- _GIVEN PROBLEM_:
Below are the records; locate each line with the word "handle" and copy it.

- _LISTING_:
*****

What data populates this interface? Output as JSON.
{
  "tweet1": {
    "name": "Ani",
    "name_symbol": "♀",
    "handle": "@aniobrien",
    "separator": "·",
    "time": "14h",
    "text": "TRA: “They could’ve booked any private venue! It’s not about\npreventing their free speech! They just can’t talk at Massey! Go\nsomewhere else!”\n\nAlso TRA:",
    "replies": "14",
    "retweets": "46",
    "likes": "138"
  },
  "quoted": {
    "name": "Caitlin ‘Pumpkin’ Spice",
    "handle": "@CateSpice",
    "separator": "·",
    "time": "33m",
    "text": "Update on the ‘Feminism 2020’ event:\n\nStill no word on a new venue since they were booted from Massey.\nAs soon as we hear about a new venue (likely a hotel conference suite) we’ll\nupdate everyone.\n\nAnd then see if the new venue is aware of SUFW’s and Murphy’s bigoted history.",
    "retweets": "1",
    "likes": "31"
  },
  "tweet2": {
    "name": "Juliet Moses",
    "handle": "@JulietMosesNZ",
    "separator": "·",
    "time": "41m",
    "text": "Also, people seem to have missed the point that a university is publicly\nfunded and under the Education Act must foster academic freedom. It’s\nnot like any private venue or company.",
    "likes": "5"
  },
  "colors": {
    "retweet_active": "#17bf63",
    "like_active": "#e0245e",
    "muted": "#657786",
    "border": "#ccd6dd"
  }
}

*****

- _RESULT FOR THIS TASK_:
    "handle": "@aniobrien",
    "handle": "@CateSpice",
    "handle": "@JulietMosesNZ",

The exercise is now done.